OBJECTIVE:
Quote the entries that follow exactly, leaving none out.

SUPPLIED MATERIAL:
────
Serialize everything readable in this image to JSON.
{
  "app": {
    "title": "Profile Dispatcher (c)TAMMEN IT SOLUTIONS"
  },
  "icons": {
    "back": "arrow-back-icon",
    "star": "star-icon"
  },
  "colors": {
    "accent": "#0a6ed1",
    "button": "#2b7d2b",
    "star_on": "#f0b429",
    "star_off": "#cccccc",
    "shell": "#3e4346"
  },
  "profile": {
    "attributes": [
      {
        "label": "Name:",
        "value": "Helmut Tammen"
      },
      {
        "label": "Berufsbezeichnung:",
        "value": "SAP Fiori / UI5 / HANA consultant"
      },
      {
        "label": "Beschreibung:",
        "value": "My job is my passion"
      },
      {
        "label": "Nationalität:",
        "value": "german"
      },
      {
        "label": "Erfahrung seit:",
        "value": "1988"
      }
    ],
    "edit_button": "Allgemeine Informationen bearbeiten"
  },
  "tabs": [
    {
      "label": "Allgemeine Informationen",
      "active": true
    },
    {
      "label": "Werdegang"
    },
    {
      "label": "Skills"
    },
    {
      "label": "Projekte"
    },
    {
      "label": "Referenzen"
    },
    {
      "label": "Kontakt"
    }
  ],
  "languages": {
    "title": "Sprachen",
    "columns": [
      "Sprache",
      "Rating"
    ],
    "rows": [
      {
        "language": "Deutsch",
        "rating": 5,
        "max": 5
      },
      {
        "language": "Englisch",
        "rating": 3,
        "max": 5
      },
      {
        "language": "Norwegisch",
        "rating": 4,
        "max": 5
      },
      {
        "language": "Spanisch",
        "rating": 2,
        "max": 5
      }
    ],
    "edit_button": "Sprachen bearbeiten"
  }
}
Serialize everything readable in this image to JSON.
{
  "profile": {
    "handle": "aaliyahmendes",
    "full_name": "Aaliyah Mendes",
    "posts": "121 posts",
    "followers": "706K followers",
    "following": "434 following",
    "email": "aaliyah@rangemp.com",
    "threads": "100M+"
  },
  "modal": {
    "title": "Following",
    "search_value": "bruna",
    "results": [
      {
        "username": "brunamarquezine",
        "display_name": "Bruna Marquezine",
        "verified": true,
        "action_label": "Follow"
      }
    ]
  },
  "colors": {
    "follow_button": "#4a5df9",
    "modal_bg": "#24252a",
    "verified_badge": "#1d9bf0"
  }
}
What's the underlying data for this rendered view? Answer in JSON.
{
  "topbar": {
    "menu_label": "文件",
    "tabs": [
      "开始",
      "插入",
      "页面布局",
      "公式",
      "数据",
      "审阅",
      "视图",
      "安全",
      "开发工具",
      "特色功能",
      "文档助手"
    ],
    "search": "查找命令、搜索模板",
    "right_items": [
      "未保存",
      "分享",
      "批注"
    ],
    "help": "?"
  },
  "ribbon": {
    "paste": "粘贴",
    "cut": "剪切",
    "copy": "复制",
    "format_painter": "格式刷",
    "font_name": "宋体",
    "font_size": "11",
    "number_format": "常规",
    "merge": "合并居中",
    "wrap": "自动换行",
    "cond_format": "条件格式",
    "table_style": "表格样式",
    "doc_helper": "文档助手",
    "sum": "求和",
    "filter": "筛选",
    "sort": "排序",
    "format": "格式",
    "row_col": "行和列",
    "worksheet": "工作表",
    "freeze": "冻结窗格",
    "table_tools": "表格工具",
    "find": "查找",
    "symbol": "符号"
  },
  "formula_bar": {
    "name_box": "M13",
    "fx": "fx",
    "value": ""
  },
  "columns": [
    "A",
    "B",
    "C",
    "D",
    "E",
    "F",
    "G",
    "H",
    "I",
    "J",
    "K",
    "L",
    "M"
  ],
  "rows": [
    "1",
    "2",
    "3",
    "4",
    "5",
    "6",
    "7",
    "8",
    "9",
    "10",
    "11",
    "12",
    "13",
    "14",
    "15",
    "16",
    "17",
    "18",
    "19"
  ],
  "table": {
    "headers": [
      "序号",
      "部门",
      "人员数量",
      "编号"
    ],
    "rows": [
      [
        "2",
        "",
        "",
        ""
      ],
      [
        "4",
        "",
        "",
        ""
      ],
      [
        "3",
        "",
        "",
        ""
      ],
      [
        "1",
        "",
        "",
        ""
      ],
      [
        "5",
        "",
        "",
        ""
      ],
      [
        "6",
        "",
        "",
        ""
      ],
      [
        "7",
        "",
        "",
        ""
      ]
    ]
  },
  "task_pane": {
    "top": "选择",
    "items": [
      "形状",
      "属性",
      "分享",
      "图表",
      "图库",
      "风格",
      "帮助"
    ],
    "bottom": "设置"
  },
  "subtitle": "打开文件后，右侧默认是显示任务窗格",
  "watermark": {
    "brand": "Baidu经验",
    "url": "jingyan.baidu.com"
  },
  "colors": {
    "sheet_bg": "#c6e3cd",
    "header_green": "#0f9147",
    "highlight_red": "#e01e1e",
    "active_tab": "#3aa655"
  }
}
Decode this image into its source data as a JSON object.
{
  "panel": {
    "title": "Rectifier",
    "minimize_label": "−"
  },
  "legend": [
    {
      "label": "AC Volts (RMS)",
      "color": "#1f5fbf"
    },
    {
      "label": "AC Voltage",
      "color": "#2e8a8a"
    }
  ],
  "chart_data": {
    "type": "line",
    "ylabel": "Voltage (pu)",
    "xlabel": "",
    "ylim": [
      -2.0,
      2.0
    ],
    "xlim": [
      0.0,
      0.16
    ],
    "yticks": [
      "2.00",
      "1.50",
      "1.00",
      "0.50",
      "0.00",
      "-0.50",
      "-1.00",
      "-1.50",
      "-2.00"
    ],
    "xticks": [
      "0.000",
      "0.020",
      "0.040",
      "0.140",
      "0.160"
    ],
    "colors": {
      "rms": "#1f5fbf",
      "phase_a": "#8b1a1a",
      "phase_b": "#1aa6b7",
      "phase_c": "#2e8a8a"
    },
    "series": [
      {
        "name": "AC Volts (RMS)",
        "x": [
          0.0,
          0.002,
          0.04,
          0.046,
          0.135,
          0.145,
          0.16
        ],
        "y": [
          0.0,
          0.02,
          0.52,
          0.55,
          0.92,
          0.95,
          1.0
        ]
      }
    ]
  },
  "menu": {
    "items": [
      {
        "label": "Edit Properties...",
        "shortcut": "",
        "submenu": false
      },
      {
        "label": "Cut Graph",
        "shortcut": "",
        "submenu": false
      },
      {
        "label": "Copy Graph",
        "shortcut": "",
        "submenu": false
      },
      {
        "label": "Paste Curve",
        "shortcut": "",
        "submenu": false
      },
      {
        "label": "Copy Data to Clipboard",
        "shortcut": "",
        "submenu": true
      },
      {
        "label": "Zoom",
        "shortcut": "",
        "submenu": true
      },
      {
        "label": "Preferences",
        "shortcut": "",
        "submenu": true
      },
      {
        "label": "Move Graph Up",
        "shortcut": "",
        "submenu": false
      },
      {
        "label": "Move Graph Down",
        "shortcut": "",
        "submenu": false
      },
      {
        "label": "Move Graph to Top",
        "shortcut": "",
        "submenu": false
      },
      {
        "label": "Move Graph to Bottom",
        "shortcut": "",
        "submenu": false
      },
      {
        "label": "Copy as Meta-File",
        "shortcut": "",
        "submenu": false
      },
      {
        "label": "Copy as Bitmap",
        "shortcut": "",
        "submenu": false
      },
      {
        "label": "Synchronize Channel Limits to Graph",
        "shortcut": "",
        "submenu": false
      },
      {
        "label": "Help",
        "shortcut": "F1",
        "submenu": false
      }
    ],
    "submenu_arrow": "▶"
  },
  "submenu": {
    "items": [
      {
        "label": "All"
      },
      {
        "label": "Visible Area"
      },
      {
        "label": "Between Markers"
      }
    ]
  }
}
────
EXERCISE RESPONSE:
Serialize everything readable in this image to JSON.
{
  "app": {
    "title": "Profile Dispatcher (c)TAMMEN IT SOLUTIONS"
  },
  "icons": {
    "back": "arrow-back-icon",
    "star": "star-icon"
  },
  "colors": {
    "accent": "#0a6ed1",
    "button": "#2b7d2b",
    "star_on": "#f0b429",
    "star_off": "#cccccc",
    "shell": "#3e4346"
  },
  "profile": {
    "attributes": [
      {
        "label": "Name:",
        "value": "Helmut Tammen"
      },
      {
        "label": "Berufsbezeichnung:",
        "value": "SAP Fiori / UI5 / HANA consultant"
      },
      {
        "label": "Beschreibung:",
        "value": "My job is my passion"
      },
      {
        "label": "Nationalität:",
        "value": "german"
      },
      {
        "label": "Erfahrung seit:",
        "value": "1988"
      }
    ],
    "edit_button": "Allgemeine Informationen bearbeiten"
  },
  "tabs": [
    {
      "label": "Allgemeine Informationen",
      "active": true
    },
    {
      "label": "Werdegang"
    },
    {
      "label": "Skills"
    },
    {
      "label": "Projekte"
    },
    {
      "label": "Referenzen"
    },
    {
      "label": "Kontakt"
    }
  ],
  "languages": {
    "title": "Sprachen",
    "columns": [
      "Sprache",
      "Rating"
    ],
    "rows": [
      {
        "language": "Deutsch",
        "rating": 5,
        "max": 5
      },
      {
        "language": "Englisch",
        "rating": 3,
        "max": 5
      },
      {
        "language": "Norwegisch",
        "rating": 4,
        "max": 5
      },
      {
        "language": "Spanisch",
        "rating": 2,
        "max": 5
      }
    ],
    "edit_button": "Sprachen bearbeiten"
  }
}
Serialize everything readable in this image to JSON.
{
  "profile": {
    "handle": "aaliyahmendes",
    "full_name": "Aaliyah Mendes",
    "posts": "121 posts",
    "followers": "706K followers",
    "following": "434 following",
    "email": "aaliyah@rangemp.com",
    "threads": "100M+"
  },
  "modal": {
    "title": "Following",
    "search_value": "bruna",
    "results": [
      {
        "username": "brunamarquezine",
        "display_name": "Bruna Marquezine",
        "verified": true,
        "action_label": "Follow"
      }
    ]
  },
  "colors": {
    "follow_button": "#4a5df9",
    "modal_bg": "#24252a",
    "verified_badge": "#1d9bf0"
  }
}
What's the underlying data for this rendered view? Answer in JSON.
{
  "topbar": {
    "menu_label": "文件",
    "tabs": [
      "开始",
      "插入",
      "页面布局",
      "公式",
      "数据",
      "审阅",
      "视图",
      "安全",
      "开发工具",
      "特色功能",
      "文档助手"
    ],
    "search": "查找命令、搜索模板",
    "right_items": [
      "未保存",
      "分享",
      "批注"
    ],
    "help": "?"
  },
  "ribbon": {
    "paste": "粘贴",
    "cut": "剪切",
    "copy": "复制",
    "format_painter": "格式刷",
    "font_name": "宋体",
    "font_size": "11",
    "number_format": "常规",
    "merge": "合并居中",
    "wrap": "自动换行",
    "cond_format": "条件格式",
    "table_style": "表格样式",
    "doc_helper": "文档助手",
    "sum": "求和",
    "filter": "筛选",
    "sort": "排序",
    "format": "格式",
    "row_col": "行和列",
    "worksheet": "工作表",
    "freeze": "冻结窗格",
    "table_tools": "表格工具",
    "find": "查找",
    "symbol": "符号"
  },
  "formula_bar": {
    "name_box": "M13",
    "fx": "fx",
    "value": ""
  },
  "columns": [
    "A",
    "B",
    "C",
    "D",
    "E",
    "F",
    "G",
    "H",
    "I",
    "J",
    "K",
    "L",
    "M"
  ],
  "rows": [
    "1",
    "2",
    "3",
    "4",
    "5",
    "6",
    "7",
    "8",
    "9",
    "10",
    "11",
    "12",
    "13",
    "14",
    "15",
    "16",
    "17",
    "18",
    "19"
  ],
  "table": {
    "headers": [
      "序号",
      "部门",
      "人员数量",
      "编号"
    ],
    "rows": [
      [
        "2",
        "",
        "",
        ""
      ],
      [
        "4",
        "",
        "",
        ""
      ],
      [
        "3",
        "",
        "",
        ""
      ],
      [
        "1",
        "",
        "",
        ""
      ],
      [
        "5",
        "",
        "",
        ""
      ],
      [
        "6",
        "",
        "",
        ""
      ],
      [
        "7",
        "",
        "",
        ""
      ]
    ]
  },
  "task_pane": {
    "top": "选择",
    "items": [
      "形状",
      "属性",
      "分享",
      "图表",
      "图库",
      "风格",
      "帮助"
    ],
    "bottom": "设置"
  },
  "subtitle": "打开文件后，右侧默认是显示任务窗格",
  "watermark": {
    "brand": "Baidu经验",
    "url": "jingyan.baidu.com"
  },
  "colors": {
    "sheet_bg": "#c6e3cd",
    "header_green": "#0f9147",
    "highlight_red": "#e01e1e",
    "active_tab": "#3aa655"
  }
}
Decode this image into its source data as a JSON object.
{
  "panel": {
    "title": "Rectifier",
    "minimize_label": "−"
  },
  "legend": [
    {
      "label": "AC Volts (RMS)",
      "color": "#1f5fbf"
    },
    {
      "label": "AC Voltage",
      "color": "#2e8a8a"
    }
  ],
  "chart_data": {
    "type": "line",
    "ylabel": "Voltage (pu)",
    "xlabel": "",
    "ylim": [
      -2.0,
      2.0
    ],
    "xlim": [
      0.0,
      0.16
    ],
    "yticks": [
      "2.00",
      "1.50",
      "1.00",
      "0.50",
      "0.00",
      "-0.50",
      "-1.00",
      "-1.50",
      "-2.00"
    ],
    "xticks": [
      "0.000",
      "0.020",
      "0.040",
      "0.140",
      "0.160"
    ],
    "colors": {
      "rms": "#1f5fbf",
      "phase_a": "#8b1a1a",
      "phase_b": "#1aa6b7",
      "phase_c": "#2e8a8a"
    },
    "series": [
      {
        "name": "AC Volts (RMS)",
        "x": [
          0.0,
          0.002,
          0.04,
          0.046,
          0.135,
          0.145,
          0.16
        ],
        "y": [
          0.0,
          0.02,
          0.52,
          0.55,
          0.92,
          0.95,
          1.0
        ]
      }
    ]
  },
  "menu": {
    "items": [
      {
        "label": "Edit Properties...",
        "shortcut": "",
        "submenu": false
      },
      {
        "label": "Cut Graph",
        "shortcut": "",
        "submenu": false
      },
      {
        "label": "Copy Graph",
        "shortcut": "",
        "submenu": false
      },
      {
        "label": "Paste Curve",
        "shortcut": "",
        "submenu": false
      },
      {
        "label": "Copy Data to Clipboard",
        "shortcut": "",
        "submenu": true
      },
      {
        "label": "Zoom",
        "shortcut": "",
        "submenu": true
      },
      {
        "label": "Preferences",
        "shortcut": "",
        "submenu": true
      },
      {
        "label": "Move Graph Up",
        "shortcut": "",
        "submenu": false
      },
      {
        "label": "Move Graph Down",
        "shortcut": "",
        "submenu": false
      },
      {
        "label": "Move Graph to Top",
        "shortcut": "",
        "submenu": false
      },
      {
        "label": "Move Graph to Bottom",
        "shortcut": "",
        "submenu": false
      },
      {
        "label": "Copy as Meta-File",
        "shortcut": "",
        "submenu": false
      },
      {
        "label": "Copy as Bitmap",
        "shortcut": "",
        "submenu": false
      },
      {
        "label": "Synchronize Channel Limits to Graph",
        "shortcut": "",
        "submenu": false
      },
      {
        "label": "Help",
        "shortcut": "F1",
        "submenu": false
      }
    ],
    "submenu_arrow": "▶"
  },
  "submenu": {
    "items": [
      {
        "label": "All"
      },
      {
        "label": "Visible Area"
      },
      {
        "label": "Between Markers"
      }
    ]
  }
}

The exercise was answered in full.